*Consegna*
Riporta parola per parola tutta la scheda su Paolo Venini, dal titolo fino all'ultima frase.

*Estratto*
VENINI, Paolo
– Nato a Cusano Milanino (Milano) il 12 gennaio 1895, figlio di Celestino e di Giuseppina Todeschini, crebbe – insieme ai tre fratelli e alle due sorelle – in una famiglia benestante, essendo il padre un proprietario terriero.
Dopo essersi laureato in legge a Pavia e aver lavorato per qualche tempo presso uno studio notarile, fu nominato ufficiale di compagnia nella laguna di Venezia durante la Grande Guerra. Per un breve periodo si interessò anche di aviazione civile e di arte antica.
Al ritorno dal conflitto venne a contatto con l’ambiente del vetro tramite il veneziano Giacomo Cappellin, titolare di un negozio di antichità a Venezia e a Milano. L’incontro con l’antiquario segnò un passaggio fondamentale per la sua ‘iniziazione’ e verso la fine del 1921 – insieme a quest’ultimo, a Luigi Ceresa ed Emilio Ochs – venne fondata a Murano la VSM (Vetri Soffiati Muranesi) Cappellin Venini & C. Il pittore Vittorio Zecchin fu incaricato di seguirne la direzione artistica e a lui si devono le eleganti forme d’ispirazione rinascimentale e quattrocentesca realizzate in quegli anni. Alla prima Esposizione internazionale di arti decorative di Monza del 1921 venne subito sancita l’impronta di rottura proposta dalla neofondata vetreria muranese, che ottenne importanti premi e riconoscimenti, pari a quelli riscossi anche l’anno successivo alla Biennale d’arte di Venezia.

*Dati mostrati*
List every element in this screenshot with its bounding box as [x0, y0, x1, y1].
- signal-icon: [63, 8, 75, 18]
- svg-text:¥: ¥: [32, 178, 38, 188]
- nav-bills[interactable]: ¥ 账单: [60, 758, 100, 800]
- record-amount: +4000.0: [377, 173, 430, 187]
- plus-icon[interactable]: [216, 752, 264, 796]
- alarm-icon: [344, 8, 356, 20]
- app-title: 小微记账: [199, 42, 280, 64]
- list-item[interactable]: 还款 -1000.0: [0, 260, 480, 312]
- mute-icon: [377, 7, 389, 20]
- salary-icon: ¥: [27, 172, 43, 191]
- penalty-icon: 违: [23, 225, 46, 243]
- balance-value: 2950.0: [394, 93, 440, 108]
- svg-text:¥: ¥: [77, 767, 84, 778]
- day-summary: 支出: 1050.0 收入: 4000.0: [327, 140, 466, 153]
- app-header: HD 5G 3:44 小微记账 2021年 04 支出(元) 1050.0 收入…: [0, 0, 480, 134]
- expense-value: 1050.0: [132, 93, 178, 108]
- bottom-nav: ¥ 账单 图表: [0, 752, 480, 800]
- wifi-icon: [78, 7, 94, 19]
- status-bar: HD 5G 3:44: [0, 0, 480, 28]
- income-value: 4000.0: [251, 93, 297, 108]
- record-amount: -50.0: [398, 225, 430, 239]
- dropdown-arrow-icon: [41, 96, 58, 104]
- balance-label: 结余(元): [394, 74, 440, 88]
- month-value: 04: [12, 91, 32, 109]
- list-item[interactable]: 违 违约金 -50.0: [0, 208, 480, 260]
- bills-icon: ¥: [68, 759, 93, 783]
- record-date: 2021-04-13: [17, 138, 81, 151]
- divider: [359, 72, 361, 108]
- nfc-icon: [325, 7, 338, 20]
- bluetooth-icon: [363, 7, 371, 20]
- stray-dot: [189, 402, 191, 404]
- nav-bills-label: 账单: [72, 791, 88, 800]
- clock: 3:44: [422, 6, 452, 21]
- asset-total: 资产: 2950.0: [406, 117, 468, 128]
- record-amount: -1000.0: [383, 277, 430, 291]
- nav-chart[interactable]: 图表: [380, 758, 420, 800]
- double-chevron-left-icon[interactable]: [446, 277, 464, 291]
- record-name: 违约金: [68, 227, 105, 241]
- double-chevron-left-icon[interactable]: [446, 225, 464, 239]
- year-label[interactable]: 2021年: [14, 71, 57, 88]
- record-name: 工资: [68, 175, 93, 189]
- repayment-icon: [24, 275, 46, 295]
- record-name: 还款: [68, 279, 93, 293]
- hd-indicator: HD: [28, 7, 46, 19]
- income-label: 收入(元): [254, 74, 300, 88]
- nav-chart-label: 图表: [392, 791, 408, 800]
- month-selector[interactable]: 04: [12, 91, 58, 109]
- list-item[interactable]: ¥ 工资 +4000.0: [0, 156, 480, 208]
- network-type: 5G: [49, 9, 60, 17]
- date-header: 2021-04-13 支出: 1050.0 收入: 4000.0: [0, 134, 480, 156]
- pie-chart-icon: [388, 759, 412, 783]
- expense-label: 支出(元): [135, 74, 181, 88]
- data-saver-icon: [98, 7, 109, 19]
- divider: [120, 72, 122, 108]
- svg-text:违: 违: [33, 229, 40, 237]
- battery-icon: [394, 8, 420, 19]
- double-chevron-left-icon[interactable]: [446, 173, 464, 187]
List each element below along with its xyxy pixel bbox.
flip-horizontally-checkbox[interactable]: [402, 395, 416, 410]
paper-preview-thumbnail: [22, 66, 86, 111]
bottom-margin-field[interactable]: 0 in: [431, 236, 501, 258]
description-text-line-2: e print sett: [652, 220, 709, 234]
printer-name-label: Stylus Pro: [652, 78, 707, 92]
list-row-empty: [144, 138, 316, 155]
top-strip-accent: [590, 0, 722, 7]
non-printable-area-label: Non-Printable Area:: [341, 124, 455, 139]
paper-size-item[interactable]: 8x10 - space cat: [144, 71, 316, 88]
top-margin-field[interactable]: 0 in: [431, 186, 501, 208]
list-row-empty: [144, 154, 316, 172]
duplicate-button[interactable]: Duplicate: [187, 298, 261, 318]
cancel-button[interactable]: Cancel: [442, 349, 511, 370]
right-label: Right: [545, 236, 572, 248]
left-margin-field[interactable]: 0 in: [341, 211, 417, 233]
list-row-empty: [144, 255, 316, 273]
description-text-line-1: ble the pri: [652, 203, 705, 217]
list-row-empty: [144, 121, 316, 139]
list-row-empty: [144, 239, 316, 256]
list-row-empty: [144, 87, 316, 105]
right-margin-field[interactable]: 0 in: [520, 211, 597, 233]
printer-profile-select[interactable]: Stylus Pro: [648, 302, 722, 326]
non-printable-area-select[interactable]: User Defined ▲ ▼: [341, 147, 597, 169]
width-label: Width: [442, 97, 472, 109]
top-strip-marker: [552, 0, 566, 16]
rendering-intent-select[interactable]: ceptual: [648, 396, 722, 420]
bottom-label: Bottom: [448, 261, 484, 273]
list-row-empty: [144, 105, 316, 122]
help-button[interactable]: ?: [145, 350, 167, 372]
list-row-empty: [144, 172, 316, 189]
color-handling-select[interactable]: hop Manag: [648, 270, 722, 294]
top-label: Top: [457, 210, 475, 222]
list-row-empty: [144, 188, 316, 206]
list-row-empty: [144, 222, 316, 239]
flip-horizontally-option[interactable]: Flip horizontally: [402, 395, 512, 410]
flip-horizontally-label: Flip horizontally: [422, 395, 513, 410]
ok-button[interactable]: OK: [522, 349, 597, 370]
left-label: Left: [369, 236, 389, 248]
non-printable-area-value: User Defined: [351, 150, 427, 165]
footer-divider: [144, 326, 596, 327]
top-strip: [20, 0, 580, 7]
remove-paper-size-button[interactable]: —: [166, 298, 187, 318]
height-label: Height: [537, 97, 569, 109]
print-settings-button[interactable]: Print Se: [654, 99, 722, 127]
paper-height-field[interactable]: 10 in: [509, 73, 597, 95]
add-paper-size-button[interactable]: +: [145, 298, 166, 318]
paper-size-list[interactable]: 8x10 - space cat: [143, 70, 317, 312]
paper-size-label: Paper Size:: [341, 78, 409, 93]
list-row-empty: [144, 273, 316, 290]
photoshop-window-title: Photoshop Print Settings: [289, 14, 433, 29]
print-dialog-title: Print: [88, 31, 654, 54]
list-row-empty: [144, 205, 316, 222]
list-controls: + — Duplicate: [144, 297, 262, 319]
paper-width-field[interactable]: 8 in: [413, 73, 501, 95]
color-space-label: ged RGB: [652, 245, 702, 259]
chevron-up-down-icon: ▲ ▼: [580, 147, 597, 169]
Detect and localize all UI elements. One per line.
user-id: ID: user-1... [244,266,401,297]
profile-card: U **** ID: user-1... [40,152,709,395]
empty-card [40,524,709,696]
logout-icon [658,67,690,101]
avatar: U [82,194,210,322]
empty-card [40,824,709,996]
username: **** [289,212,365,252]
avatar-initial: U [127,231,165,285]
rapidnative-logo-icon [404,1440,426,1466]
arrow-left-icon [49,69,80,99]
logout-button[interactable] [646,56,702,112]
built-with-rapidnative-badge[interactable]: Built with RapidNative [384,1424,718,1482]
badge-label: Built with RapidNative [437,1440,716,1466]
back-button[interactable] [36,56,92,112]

*Risultato*
VENINI, Paolo
– Nato a Cusano Milanino (Milano) il 12 gennaio 1895, figlio di Celestino e di Giuseppina Todeschini, crebbe – insieme ai tre fratelli e alle due sorelle – in una famiglia benestante, essendo il padre un proprietario terriero.
Dopo essersi laureato in legge a Pavia e aver lavorato per qualche tempo presso uno studio notarile, fu nominato ufficiale di compagnia nella laguna di Venezia durante la Grande Guerra. Per un breve periodo si interessò anche di aviazione civile e di arte antica.
Al ritorno dal conflitto venne a contatto con l’ambiente del vetro tramite il veneziano Giacomo Cappellin, titolare di un negozio di antichità a Venezia e a Milano. L’incontro con l’antiquario segnò un passaggio fondamentale per la sua ‘iniziazione’ e verso la fine del 1921 – insieme a quest’ultimo, a Luigi Ceresa ed Emilio Ochs – venne fondata a Murano la VSM (Vetri Soffiati Muranesi) Cappellin Venini & C. Il pittore Vittorio Zecchin fu incaricato di seguirne la direzione artistica e a lui si devono le eleganti forme d’ispirazione rinascimentale e quattrocentesca realizzate in quegli anni. Alla prima Esposizione internazionale di arti decorative di Monza del 1921 venne subito sancita l’impronta di rottura proposta dalla neofondata vetreria muranese, che ottenne importanti premi e riconoscimenti, pari a quelli riscossi anche l’anno successivo alla Biennale d’arte di Venezia.